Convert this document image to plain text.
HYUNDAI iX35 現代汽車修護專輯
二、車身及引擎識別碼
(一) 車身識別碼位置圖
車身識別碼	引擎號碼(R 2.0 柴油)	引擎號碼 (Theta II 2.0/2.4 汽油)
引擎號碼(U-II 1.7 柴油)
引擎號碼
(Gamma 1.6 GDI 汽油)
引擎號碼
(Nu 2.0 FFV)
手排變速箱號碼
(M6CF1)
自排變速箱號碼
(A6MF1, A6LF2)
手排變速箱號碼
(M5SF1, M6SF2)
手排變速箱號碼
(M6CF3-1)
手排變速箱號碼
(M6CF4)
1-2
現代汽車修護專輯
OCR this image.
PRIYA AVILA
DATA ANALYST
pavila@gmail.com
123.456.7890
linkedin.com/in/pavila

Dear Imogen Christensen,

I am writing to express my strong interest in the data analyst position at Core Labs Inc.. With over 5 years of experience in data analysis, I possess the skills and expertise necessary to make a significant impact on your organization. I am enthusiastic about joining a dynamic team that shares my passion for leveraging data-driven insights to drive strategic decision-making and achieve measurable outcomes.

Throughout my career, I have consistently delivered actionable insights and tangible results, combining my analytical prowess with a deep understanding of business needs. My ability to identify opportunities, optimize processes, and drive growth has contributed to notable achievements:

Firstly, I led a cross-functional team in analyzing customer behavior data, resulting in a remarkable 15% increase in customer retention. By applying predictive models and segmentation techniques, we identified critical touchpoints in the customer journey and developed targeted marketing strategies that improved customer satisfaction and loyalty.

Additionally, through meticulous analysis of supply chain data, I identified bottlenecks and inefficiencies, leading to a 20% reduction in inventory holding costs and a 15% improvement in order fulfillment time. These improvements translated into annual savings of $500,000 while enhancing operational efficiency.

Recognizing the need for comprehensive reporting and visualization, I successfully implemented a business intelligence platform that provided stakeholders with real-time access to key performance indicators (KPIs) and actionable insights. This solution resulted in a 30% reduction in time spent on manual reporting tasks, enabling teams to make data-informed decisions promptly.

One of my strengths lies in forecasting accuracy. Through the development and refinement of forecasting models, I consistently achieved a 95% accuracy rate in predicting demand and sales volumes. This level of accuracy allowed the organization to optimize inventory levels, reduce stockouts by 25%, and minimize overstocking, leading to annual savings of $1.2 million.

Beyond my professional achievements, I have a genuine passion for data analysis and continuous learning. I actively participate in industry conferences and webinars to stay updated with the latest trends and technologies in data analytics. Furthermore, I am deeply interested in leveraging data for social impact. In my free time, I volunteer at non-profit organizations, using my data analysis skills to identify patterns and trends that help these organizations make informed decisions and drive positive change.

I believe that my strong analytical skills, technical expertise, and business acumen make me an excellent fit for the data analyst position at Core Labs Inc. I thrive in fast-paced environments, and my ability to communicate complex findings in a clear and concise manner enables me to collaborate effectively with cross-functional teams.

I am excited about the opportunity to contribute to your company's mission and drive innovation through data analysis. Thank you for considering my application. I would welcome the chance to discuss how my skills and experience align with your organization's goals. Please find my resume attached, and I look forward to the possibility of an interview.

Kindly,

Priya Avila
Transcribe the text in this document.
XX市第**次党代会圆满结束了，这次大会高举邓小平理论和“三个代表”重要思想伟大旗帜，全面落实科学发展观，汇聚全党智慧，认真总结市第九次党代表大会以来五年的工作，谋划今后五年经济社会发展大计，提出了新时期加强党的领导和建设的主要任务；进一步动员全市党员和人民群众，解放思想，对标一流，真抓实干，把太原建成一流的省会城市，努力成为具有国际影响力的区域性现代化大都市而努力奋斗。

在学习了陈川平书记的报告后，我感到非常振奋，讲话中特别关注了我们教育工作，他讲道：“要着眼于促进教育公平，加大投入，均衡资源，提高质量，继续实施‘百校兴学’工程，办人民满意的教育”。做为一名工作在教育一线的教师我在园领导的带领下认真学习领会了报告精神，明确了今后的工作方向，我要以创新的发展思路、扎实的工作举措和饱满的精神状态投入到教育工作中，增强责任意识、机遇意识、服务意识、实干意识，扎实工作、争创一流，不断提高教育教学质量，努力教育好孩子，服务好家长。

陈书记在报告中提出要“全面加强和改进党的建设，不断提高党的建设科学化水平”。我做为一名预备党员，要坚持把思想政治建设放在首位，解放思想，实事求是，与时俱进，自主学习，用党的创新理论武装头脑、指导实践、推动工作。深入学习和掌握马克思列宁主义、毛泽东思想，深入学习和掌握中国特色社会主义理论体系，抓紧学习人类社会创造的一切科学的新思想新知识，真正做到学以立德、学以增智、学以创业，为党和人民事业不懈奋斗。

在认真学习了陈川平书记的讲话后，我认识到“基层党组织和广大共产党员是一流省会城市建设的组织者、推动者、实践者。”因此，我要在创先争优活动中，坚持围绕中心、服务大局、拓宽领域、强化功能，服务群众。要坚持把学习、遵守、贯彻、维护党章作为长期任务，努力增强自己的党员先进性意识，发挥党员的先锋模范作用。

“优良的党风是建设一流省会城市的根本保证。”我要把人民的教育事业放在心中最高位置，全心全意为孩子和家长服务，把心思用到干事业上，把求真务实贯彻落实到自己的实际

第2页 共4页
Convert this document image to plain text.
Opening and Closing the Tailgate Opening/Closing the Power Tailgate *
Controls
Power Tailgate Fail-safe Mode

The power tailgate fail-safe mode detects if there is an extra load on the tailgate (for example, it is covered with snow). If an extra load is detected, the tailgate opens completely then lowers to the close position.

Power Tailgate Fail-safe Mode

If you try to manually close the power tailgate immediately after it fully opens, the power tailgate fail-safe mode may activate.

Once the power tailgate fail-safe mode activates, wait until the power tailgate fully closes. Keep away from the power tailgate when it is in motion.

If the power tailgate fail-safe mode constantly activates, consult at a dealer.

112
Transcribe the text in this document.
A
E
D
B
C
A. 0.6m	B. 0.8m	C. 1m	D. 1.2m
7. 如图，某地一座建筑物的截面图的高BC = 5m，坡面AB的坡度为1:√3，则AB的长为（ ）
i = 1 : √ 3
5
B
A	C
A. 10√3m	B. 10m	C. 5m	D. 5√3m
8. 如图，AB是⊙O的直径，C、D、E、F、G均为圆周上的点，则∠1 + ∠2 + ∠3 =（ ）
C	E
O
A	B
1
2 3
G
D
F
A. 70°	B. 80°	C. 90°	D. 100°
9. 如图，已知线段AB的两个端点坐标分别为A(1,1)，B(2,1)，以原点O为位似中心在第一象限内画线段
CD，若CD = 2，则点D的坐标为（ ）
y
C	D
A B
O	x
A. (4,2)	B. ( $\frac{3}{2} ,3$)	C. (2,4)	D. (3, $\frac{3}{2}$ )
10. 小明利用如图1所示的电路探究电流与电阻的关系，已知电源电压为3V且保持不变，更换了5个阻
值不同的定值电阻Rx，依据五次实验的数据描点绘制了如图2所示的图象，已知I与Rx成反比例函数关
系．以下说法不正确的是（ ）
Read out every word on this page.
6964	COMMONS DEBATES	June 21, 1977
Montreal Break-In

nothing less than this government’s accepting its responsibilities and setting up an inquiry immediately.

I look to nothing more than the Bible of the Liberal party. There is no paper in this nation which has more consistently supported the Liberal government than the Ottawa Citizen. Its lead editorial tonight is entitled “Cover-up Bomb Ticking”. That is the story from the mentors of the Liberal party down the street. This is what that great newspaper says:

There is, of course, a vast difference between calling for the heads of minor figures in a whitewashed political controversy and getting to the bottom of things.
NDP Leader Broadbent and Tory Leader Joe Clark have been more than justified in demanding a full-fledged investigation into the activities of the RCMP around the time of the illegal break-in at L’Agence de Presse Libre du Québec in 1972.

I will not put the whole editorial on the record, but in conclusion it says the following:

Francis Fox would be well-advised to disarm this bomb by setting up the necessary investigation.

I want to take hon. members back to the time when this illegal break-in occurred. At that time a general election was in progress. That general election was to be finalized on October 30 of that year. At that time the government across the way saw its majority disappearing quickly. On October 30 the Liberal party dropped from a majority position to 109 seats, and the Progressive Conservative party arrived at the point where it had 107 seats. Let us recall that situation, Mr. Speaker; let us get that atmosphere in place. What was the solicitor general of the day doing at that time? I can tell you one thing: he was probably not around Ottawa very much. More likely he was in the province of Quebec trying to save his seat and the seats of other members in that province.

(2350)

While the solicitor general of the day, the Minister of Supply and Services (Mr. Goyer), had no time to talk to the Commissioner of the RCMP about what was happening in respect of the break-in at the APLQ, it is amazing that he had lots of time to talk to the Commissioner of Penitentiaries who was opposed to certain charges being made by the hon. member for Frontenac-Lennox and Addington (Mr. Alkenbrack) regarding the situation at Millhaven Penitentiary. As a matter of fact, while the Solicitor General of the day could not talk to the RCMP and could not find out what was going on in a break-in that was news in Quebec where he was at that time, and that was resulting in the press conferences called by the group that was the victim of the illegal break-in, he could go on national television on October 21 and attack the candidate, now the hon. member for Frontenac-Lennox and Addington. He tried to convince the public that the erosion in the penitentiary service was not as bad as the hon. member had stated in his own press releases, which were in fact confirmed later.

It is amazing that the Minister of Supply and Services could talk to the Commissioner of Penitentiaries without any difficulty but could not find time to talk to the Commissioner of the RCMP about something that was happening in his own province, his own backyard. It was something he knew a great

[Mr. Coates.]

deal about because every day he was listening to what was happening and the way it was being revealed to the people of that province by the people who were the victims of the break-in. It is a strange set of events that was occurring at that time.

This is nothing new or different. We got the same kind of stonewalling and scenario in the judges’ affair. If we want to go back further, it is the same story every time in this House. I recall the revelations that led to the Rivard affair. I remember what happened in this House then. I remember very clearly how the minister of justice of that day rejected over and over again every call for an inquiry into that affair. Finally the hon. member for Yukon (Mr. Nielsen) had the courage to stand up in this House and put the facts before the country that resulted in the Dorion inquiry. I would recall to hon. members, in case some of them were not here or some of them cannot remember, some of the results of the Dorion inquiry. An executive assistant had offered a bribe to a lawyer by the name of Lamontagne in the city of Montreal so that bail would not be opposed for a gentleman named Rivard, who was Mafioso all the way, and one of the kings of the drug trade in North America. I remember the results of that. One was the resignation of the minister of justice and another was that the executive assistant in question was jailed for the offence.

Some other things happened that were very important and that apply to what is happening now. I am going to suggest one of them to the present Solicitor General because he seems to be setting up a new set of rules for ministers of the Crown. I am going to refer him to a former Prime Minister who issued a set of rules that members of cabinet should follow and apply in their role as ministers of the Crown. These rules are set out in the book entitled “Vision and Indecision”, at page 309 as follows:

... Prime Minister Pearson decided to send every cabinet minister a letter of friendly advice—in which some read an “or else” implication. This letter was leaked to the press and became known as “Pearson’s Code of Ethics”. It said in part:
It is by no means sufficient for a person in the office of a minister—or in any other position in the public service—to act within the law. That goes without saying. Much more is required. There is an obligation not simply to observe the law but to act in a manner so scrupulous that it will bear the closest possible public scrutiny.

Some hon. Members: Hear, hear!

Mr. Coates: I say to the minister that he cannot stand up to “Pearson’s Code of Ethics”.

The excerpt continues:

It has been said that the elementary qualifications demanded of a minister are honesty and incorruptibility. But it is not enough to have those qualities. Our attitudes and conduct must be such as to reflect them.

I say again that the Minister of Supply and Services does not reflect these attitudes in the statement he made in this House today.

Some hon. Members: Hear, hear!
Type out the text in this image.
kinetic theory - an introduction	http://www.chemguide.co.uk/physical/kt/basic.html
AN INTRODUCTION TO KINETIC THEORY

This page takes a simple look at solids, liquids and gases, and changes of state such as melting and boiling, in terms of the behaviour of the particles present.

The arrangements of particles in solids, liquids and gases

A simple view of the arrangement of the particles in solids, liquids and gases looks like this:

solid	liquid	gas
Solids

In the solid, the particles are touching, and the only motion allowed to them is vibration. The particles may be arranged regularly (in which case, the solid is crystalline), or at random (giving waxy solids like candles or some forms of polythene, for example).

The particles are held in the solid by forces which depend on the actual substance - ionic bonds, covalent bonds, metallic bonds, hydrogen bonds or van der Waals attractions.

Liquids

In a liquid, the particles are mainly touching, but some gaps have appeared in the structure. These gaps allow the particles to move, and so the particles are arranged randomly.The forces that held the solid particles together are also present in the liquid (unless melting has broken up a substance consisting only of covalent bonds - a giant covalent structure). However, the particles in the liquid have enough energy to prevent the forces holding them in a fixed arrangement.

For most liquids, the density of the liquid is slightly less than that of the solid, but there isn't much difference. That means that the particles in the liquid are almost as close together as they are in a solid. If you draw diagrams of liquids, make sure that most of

* * * * * * * * *

- _Request_
Return each line that includes "actionable".

- _Solution below_
Throughout my career, I have consistently delivered actionable insights and tangible results, combining my analytical prowess with a deep understanding of business needs. My ability to identify opportunities, optimize processes, and drive growth has contributed to notable achievements:
Recognizing the need for comprehensive reporting and visualization, I successfully implemented a business intelligence platform that provided stakeholders with real-time access to key performance indicators (KPIs) and actionable insights. This solution resulted in a 30% reduction in time spent on manual reporting tasks, enabling teams to make data-informed decisions promptly.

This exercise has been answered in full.